To do: Your task is to transcribe the data in full.

(Extracted records)
^^^^^^^^^^^^^^^^

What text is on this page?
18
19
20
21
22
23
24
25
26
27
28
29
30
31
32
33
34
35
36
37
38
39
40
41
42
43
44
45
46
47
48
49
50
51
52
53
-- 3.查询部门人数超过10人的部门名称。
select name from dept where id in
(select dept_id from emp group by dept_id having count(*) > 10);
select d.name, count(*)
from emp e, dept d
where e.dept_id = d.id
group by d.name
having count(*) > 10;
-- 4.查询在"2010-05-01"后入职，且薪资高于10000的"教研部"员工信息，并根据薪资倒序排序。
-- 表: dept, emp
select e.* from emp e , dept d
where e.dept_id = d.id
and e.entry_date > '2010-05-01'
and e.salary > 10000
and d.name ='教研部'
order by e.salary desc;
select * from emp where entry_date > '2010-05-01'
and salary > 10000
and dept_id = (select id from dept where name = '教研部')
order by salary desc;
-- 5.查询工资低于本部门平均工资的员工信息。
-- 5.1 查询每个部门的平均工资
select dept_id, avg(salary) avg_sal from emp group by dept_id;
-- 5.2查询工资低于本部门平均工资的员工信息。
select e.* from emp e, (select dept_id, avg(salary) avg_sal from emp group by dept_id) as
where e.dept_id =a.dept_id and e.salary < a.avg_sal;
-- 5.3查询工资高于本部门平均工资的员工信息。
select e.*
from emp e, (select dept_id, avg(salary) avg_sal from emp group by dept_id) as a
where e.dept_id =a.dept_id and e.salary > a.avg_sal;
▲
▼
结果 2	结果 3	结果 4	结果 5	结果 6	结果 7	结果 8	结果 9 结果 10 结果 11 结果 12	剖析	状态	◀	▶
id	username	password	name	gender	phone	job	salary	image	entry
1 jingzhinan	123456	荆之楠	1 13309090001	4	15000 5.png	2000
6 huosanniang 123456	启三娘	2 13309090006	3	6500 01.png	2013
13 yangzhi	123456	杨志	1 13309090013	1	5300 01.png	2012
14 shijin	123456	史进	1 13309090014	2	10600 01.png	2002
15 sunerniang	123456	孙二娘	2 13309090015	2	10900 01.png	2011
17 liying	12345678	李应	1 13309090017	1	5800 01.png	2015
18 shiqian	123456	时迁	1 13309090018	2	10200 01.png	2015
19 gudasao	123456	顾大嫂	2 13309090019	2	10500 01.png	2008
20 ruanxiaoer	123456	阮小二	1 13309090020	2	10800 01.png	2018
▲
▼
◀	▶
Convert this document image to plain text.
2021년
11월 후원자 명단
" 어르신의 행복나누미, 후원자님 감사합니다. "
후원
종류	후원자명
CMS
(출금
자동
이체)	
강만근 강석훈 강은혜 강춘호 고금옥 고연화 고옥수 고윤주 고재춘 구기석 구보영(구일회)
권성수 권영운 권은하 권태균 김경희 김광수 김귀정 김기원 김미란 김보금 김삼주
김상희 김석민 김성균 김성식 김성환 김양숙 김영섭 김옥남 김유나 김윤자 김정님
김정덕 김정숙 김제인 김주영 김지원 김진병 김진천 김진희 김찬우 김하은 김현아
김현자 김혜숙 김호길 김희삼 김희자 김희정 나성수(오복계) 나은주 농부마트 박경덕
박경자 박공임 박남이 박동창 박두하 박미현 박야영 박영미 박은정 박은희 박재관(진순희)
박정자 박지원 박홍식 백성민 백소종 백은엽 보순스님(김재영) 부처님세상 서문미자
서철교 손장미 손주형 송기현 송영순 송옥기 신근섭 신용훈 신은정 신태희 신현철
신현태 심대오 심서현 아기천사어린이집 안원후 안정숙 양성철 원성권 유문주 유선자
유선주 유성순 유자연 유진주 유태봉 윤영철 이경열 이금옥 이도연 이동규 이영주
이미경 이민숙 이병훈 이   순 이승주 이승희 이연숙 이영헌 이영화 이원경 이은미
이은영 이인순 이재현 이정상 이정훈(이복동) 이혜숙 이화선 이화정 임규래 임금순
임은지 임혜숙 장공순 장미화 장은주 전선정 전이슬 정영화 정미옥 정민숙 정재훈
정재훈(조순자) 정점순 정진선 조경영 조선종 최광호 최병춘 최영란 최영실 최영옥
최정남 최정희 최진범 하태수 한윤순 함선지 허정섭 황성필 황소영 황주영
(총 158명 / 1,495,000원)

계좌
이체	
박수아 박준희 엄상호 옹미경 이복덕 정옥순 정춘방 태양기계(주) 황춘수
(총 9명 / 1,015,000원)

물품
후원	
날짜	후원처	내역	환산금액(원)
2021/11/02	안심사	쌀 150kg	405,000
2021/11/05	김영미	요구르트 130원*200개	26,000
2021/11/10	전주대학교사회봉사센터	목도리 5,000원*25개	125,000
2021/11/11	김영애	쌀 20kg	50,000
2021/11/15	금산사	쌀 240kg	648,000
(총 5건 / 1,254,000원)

^^^^^^^^^^^^^^^^

Result of this task:
What text is on this page?
18
19
20
21
22
23
24
25
26
27
28
29
30
31
32
33
34
35
36
37
38
39
40
41
42
43
44
45
46
47
48
49
50
51
52
53
-- 3.查询部门人数超过10人的部门名称。
select name from dept where id in
(select dept_id from emp group by dept_id having count(*) > 10);
select d.name, count(*)
from emp e, dept d
where e.dept_id = d.id
group by d.name
having count(*) > 10;
-- 4.查询在"2010-05-01"后入职，且薪资高于10000的"教研部"员工信息，并根据薪资倒序排序。
-- 表: dept, emp
select e.* from emp e , dept d
where e.dept_id = d.id
and e.entry_date > '2010-05-01'
and e.salary > 10000
and d.name ='教研部'
order by e.salary desc;
select * from emp where entry_date > '2010-05-01'
and salary > 10000
and dept_id = (select id from dept where name = '教研部')
order by salary desc;
-- 5.查询工资低于本部门平均工资的员工信息。
-- 5.1 查询每个部门的平均工资
select dept_id, avg(salary) avg_sal from emp group by dept_id;
-- 5.2查询工资低于本部门平均工资的员工信息。
select e.* from emp e, (select dept_id, avg(salary) avg_sal from emp group by dept_id) as
where e.dept_id =a.dept_id and e.salary < a.avg_sal;
-- 5.3查询工资高于本部门平均工资的员工信息。
select e.*
from emp e, (select dept_id, avg(salary) avg_sal from emp group by dept_id) as a
where e.dept_id =a.dept_id and e.salary > a.avg_sal;
▲
▼
结果 2	结果 3	结果 4	结果 5	结果 6	结果 7	结果 8	结果 9 结果 10 结果 11 结果 12	剖析	状态	◀	▶
id	username	password	name	gender	phone	job	salary	image	entry
1 jingzhinan	123456	荆之楠	1 13309090001	4	15000 5.png	2000
6 huosanniang 123456	启三娘	2 13309090006	3	6500 01.png	2013
13 yangzhi	123456	杨志	1 13309090013	1	5300 01.png	2012
14 shijin	123456	史进	1 13309090014	2	10600 01.png	2002
15 sunerniang	123456	孙二娘	2 13309090015	2	10900 01.png	2011
17 liying	12345678	李应	1 13309090017	1	5800 01.png	2015
18 shiqian	123456	时迁	1 13309090018	2	10200 01.png	2015
19 gudasao	123456	顾大嫂	2 13309090019	2	10500 01.png	2008
20 ruanxiaoer	123456	阮小二	1 13309090020	2	10800 01.png	2018
▲
▼
◀	▶
Convert this document image to plain text.
2021년
11월 후원자 명단
" 어르신의 행복나누미, 후원자님 감사합니다. "
후원
종류	후원자명
CMS
(출금
자동
이체)	
강만근 강석훈 강은혜 강춘호 고금옥 고연화 고옥수 고윤주 고재춘 구기석 구보영(구일회)
권성수 권영운 권은하 권태균 김경희 김광수 김귀정 김기원 김미란 김보금 김삼주
김상희 김석민 김성균 김성식 김성환 김양숙 김영섭 김옥남 김유나 김윤자 김정님
김정덕 김정숙 김제인 김주영 김지원 김진병 김진천 김진희 김찬우 김하은 김현아
김현자 김혜숙 김호길 김희삼 김희자 김희정 나성수(오복계) 나은주 농부마트 박경덕
박경자 박공임 박남이 박동창 박두하 박미현 박야영 박영미 박은정 박은희 박재관(진순희)
박정자 박지원 박홍식 백성민 백소종 백은엽 보순스님(김재영) 부처님세상 서문미자
서철교 손장미 손주형 송기현 송영순 송옥기 신근섭 신용훈 신은정 신태희 신현철
신현태 심대오 심서현 아기천사어린이집 안원후 안정숙 양성철 원성권 유문주 유선자
유선주 유성순 유자연 유진주 유태봉 윤영철 이경열 이금옥 이도연 이동규 이영주
이미경 이민숙 이병훈 이   순 이승주 이승희 이연숙 이영헌 이영화 이원경 이은미
이은영 이인순 이재현 이정상 이정훈(이복동) 이혜숙 이화선 이화정 임규래 임금순
임은지 임혜숙 장공순 장미화 장은주 전선정 전이슬 정영화 정미옥 정민숙 정재훈
정재훈(조순자) 정점순 정진선 조경영 조선종 최광호 최병춘 최영란 최영실 최영옥
최정남 최정희 최진범 하태수 한윤순 함선지 허정섭 황성필 황소영 황주영
(총 158명 / 1,495,000원)

계좌
이체	
박수아 박준희 엄상호 옹미경 이복덕 정옥순 정춘방 태양기계(주) 황춘수
(총 9명 / 1,015,000원)

물품
후원	
날짜	후원처	내역	환산금액(원)
2021/11/02	안심사	쌀 150kg	405,000
2021/11/05	김영미	요구르트 130원*200개	26,000
2021/11/10	전주대학교사회봉사센터	목도리 5,000원*25개	125,000
2021/11/11	김영애	쌀 20kg	50,000
2021/11/15	금산사	쌀 240kg	648,000
(총 5건 / 1,254,000원)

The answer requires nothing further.